## begin INPUT ROWS
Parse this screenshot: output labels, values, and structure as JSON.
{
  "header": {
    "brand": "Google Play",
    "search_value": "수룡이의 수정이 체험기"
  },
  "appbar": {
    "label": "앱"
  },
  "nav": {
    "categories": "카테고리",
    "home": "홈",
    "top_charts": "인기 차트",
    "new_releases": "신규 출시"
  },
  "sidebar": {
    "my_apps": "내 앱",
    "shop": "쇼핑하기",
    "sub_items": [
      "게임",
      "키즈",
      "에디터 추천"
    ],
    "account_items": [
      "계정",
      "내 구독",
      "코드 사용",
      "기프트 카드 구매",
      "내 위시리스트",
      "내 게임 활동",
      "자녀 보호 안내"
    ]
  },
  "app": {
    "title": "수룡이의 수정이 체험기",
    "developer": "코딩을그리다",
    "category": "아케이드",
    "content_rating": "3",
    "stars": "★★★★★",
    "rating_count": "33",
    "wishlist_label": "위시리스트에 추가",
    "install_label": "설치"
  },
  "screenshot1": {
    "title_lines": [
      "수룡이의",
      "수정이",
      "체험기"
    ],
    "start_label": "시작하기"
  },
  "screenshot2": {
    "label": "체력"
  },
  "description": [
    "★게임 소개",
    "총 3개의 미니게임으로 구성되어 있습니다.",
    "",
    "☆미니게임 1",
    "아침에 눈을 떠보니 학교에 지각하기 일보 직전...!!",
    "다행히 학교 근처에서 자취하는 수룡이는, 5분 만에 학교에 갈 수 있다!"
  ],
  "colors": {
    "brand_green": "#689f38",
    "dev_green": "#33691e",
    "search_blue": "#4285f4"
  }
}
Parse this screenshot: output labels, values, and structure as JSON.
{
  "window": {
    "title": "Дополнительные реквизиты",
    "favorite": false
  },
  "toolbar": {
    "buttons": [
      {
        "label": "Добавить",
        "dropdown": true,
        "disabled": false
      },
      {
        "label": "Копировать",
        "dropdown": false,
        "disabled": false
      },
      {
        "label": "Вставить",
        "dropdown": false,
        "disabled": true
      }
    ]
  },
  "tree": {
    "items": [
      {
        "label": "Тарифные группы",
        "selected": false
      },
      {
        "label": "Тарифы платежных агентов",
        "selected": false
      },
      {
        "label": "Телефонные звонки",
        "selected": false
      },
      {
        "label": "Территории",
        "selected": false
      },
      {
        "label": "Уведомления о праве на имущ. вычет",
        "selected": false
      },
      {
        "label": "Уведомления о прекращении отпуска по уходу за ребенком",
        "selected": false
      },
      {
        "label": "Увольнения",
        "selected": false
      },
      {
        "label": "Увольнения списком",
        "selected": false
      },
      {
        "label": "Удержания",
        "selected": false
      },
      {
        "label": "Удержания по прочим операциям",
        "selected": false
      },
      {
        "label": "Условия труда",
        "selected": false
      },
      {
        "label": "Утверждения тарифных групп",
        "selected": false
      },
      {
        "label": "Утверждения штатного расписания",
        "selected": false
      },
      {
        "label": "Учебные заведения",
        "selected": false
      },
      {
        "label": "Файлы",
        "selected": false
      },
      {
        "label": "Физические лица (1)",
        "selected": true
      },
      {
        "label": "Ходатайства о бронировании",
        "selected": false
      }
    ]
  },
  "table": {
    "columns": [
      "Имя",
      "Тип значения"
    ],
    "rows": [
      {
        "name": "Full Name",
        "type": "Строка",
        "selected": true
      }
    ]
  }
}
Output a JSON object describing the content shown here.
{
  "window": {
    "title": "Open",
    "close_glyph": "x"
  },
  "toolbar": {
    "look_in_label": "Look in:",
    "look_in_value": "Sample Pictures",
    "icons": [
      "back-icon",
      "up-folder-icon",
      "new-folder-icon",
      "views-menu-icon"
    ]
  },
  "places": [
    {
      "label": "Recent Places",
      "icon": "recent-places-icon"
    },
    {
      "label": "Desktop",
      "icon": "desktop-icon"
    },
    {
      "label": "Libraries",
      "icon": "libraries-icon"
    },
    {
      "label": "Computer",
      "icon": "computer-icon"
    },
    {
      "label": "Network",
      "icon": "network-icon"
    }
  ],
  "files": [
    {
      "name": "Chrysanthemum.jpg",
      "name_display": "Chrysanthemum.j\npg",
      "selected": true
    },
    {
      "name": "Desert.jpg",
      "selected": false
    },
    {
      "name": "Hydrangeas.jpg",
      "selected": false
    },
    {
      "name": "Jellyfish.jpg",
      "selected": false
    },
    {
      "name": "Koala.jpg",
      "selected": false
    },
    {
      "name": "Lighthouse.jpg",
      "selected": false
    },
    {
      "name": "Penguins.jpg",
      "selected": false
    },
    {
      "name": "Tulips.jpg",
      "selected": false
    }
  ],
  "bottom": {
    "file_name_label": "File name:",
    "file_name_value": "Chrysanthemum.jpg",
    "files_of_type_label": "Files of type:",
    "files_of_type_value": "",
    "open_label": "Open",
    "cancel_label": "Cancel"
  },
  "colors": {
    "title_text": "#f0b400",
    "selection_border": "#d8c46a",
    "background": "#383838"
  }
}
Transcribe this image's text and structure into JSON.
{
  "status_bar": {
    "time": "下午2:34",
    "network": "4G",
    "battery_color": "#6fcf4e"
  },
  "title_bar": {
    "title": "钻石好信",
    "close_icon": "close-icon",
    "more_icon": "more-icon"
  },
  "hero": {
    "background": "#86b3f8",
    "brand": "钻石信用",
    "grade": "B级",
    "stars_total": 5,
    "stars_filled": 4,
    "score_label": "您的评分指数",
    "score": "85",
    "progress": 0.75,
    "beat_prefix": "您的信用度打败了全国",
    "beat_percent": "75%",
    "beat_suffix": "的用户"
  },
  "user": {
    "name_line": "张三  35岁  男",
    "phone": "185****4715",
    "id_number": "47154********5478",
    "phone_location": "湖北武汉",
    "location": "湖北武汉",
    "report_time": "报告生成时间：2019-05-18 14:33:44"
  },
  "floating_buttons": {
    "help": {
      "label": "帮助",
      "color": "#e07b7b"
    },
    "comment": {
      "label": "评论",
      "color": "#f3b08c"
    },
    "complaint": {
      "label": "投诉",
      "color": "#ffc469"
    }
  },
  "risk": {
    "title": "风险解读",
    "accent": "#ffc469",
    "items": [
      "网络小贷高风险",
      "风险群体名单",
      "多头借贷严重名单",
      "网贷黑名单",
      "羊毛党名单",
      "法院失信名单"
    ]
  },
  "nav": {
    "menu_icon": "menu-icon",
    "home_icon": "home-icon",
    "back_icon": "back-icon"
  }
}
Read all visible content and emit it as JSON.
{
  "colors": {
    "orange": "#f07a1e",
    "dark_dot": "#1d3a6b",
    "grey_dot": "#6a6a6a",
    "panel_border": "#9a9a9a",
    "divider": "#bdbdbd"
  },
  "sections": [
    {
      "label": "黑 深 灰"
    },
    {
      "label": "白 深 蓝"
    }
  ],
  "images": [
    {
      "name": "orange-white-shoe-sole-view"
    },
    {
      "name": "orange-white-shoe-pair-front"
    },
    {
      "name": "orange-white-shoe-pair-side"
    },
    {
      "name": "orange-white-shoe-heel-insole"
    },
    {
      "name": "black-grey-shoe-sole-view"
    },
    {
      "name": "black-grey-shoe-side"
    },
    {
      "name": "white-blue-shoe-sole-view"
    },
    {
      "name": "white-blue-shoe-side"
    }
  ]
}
## end INPUT ROWS
EXERCISE AIM: Each record above should be repeated exactly as it appears.

RESULT OF THE TASK:
Parse this screenshot: output labels, values, and structure as JSON.
{
  "header": {
    "brand": "Google Play",
    "search_value": "수룡이의 수정이 체험기"
  },
  "appbar": {
    "label": "앱"
  },
  "nav": {
    "categories": "카테고리",
    "home": "홈",
    "top_charts": "인기 차트",
    "new_releases": "신규 출시"
  },
  "sidebar": {
    "my_apps": "내 앱",
    "shop": "쇼핑하기",
    "sub_items": [
      "게임",
      "키즈",
      "에디터 추천"
    ],
    "account_items": [
      "계정",
      "내 구독",
      "코드 사용",
      "기프트 카드 구매",
      "내 위시리스트",
      "내 게임 활동",
      "자녀 보호 안내"
    ]
  },
  "app": {
    "title": "수룡이의 수정이 체험기",
    "developer": "코딩을그리다",
    "category": "아케이드",
    "content_rating": "3",
    "stars": "★★★★★",
    "rating_count": "33",
    "wishlist_label": "위시리스트에 추가",
    "install_label": "설치"
  },
  "screenshot1": {
    "title_lines": [
      "수룡이의",
      "수정이",
      "체험기"
    ],
    "start_label": "시작하기"
  },
  "screenshot2": {
    "label": "체력"
  },
  "description": [
    "★게임 소개",
    "총 3개의 미니게임으로 구성되어 있습니다.",
    "",
    "☆미니게임 1",
    "아침에 눈을 떠보니 학교에 지각하기 일보 직전...!!",
    "다행히 학교 근처에서 자취하는 수룡이는, 5분 만에 학교에 갈 수 있다!"
  ],
  "colors": {
    "brand_green": "#689f38",
    "dev_green": "#33691e",
    "search_blue": "#4285f4"
  }
}
Parse this screenshot: output labels, values, and structure as JSON.
{
  "window": {
    "title": "Дополнительные реквизиты",
    "favorite": false
  },
  "toolbar": {
    "buttons": [
      {
        "label": "Добавить",
        "dropdown": true,
        "disabled": false
      },
      {
        "label": "Копировать",
        "dropdown": false,
        "disabled": false
      },
      {
        "label": "Вставить",
        "dropdown": false,
        "disabled": true
      }
    ]
  },
  "tree": {
    "items": [
      {
        "label": "Тарифные группы",
        "selected": false
      },
      {
        "label": "Тарифы платежных агентов",
        "selected": false
      },
      {
        "label": "Телефонные звонки",
        "selected": false
      },
      {
        "label": "Территории",
        "selected": false
      },
      {
        "label": "Уведомления о праве на имущ. вычет",
        "selected": false
      },
      {
        "label": "Уведомления о прекращении отпуска по уходу за ребенком",
        "selected": false
      },
      {
        "label": "Увольнения",
        "selected": false
      },
      {
        "label": "Увольнения списком",
        "selected": false
      },
      {
        "label": "Удержания",
        "selected": false
      },
      {
        "label": "Удержания по прочим операциям",
        "selected": false
      },
      {
        "label": "Условия труда",
        "selected": false
      },
      {
        "label": "Утверждения тарифных групп",
        "selected": false
      },
      {
        "label": "Утверждения штатного расписания",
        "selected": false
      },
      {
        "label": "Учебные заведения",
        "selected": false
      },
      {
        "label": "Файлы",
        "selected": false
      },
      {
        "label": "Физические лица (1)",
        "selected": true
      },
      {
        "label": "Ходатайства о бронировании",
        "selected": false
      }
    ]
  },
  "table": {
    "columns": [
      "Имя",
      "Тип значения"
    ],
    "rows": [
      {
        "name": "Full Name",
        "type": "Строка",
        "selected": true
      }
    ]
  }
}
Output a JSON object describing the content shown here.
{
  "window": {
    "title": "Open",
    "close_glyph": "x"
  },
  "toolbar": {
    "look_in_label": "Look in:",
    "look_in_value": "Sample Pictures",
    "icons": [
      "back-icon",
      "up-folder-icon",
      "new-folder-icon",
      "views-menu-icon"
    ]
  },
  "places": [
    {
      "label": "Recent Places",
      "icon": "recent-places-icon"
    },
    {
      "label": "Desktop",
      "icon": "desktop-icon"
    },
    {
      "label": "Libraries",
      "icon": "libraries-icon"
    },
    {
      "label": "Computer",
      "icon": "computer-icon"
    },
    {
      "label": "Network",
      "icon": "network-icon"
    }
  ],
  "files": [
    {
      "name": "Chrysanthemum.jpg",
      "name_display": "Chrysanthemum.j\npg",
      "selected": true
    },
    {
      "name": "Desert.jpg",
      "selected": false
    },
    {
      "name": "Hydrangeas.jpg",
      "selected": false
    },
    {
      "name": "Jellyfish.jpg",
      "selected": false
    },
    {
      "name": "Koala.jpg",
      "selected": false
    },
    {
      "name": "Lighthouse.jpg",
      "selected": false
    },
    {
      "name": "Penguins.jpg",
      "selected": false
    },
    {
      "name": "Tulips.jpg",
      "selected": false
    }
  ],
  "bottom": {
    "file_name_label": "File name:",
    "file_name_value": "Chrysanthemum.jpg",
    "files_of_type_label": "Files of type:",
    "files_of_type_value": "",
    "open_label": "Open",
    "cancel_label": "Cancel"
  },
  "colors": {
    "title_text": "#f0b400",
    "selection_border": "#d8c46a",
    "background": "#383838"
  }
}
Transcribe this image's text and structure into JSON.
{
  "status_bar": {
    "time": "下午2:34",
    "network": "4G",
    "battery_color": "#6fcf4e"
  },
  "title_bar": {
    "title": "钻石好信",
    "close_icon": "close-icon",
    "more_icon": "more-icon"
  },
  "hero": {
    "background": "#86b3f8",
    "brand": "钻石信用",
    "grade": "B级",
    "stars_total": 5,
    "stars_filled": 4,
    "score_label": "您的评分指数",
    "score": "85",
    "progress": 0.75,
    "beat_prefix": "您的信用度打败了全国",
    "beat_percent": "75%",
    "beat_suffix": "的用户"
  },
  "user": {
    "name_line": "张三  35岁  男",
    "phone": "185****4715",
    "id_number": "47154********5478",
    "phone_location": "湖北武汉",
    "location": "湖北武汉",
    "report_time": "报告生成时间：2019-05-18 14:33:44"
  },
  "floating_buttons": {
    "help": {
      "label": "帮助",
      "color": "#e07b7b"
    },
    "comment": {
      "label": "评论",
      "color": "#f3b08c"
    },
    "complaint": {
      "label": "投诉",
      "color": "#ffc469"
    }
  },
  "risk": {
    "title": "风险解读",
    "accent": "#ffc469",
    "items": [
      "网络小贷高风险",
      "风险群体名单",
      "多头借贷严重名单",
      "网贷黑名单",
      "羊毛党名单",
      "法院失信名单"
    ]
  },
  "nav": {
    "menu_icon": "menu-icon",
    "home_icon": "home-icon",
    "back_icon": "back-icon"
  }
}
Read all visible content and emit it as JSON.
{
  "colors": {
    "orange": "#f07a1e",
    "dark_dot": "#1d3a6b",
    "grey_dot": "#6a6a6a",
    "panel_border": "#9a9a9a",
    "divider": "#bdbdbd"
  },
  "sections": [
    {
      "label": "黑 深 灰"
    },
    {
      "label": "白 深 蓝"
    }
  ],
  "images": [
    {
      "name": "orange-white-shoe-sole-view"
    },
    {
      "name": "orange-white-shoe-pair-front"
    },
    {
      "name": "orange-white-shoe-pair-side"
    },
    {
      "name": "orange-white-shoe-heel-insole"
    },
    {
      "name": "black-grey-shoe-sole-view"
    },
    {
      "name": "black-grey-shoe-side"
    },
    {
      "name": "white-blue-shoe-sole-view"
    },
    {
      "name": "white-blue-shoe-side"
    }
  ]
}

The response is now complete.